* _GIVEN TASK_
Reply with one number: the count of lines in the records below that hold "Water".
## START RECORDS PROVIDED
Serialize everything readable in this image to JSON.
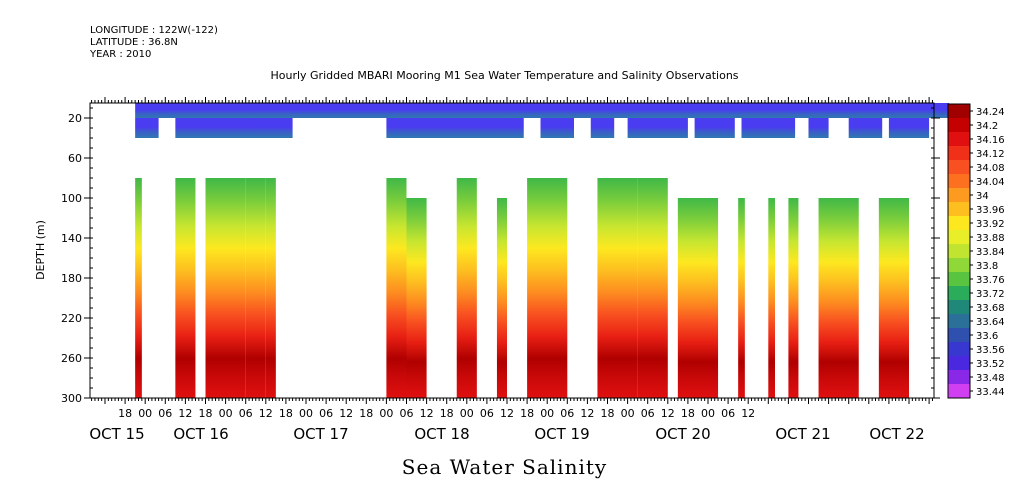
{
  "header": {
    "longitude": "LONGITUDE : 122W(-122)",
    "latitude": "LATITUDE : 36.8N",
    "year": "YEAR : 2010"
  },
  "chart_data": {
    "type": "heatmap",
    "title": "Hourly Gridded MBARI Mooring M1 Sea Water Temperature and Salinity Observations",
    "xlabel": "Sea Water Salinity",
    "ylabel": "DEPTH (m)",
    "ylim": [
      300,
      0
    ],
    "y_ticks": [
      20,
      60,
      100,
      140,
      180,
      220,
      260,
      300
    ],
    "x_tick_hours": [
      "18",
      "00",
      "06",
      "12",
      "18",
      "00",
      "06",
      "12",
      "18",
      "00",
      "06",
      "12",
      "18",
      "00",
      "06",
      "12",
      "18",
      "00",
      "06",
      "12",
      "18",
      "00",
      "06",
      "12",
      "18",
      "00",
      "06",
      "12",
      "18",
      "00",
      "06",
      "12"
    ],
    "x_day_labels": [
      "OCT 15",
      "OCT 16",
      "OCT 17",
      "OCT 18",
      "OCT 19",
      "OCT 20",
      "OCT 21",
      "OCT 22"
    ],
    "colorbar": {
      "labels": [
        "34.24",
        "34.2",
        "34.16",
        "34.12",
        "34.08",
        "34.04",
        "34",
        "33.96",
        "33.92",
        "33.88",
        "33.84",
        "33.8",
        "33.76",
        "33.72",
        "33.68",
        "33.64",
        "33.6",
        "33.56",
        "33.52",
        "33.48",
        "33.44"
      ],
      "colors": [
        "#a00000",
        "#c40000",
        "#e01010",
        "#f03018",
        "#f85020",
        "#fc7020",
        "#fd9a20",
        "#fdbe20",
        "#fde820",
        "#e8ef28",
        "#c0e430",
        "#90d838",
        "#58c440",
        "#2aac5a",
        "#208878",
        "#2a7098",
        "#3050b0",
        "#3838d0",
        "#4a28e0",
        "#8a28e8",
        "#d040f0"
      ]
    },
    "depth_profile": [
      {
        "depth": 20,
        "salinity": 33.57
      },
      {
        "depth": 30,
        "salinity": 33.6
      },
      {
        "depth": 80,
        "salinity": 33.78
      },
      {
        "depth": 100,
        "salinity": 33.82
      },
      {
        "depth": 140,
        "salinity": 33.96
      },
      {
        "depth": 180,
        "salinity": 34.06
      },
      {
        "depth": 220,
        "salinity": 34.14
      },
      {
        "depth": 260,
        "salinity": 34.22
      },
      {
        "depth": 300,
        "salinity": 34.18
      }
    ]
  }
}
## END RECORDS PROVIDED
* _FINISHED TASK_
2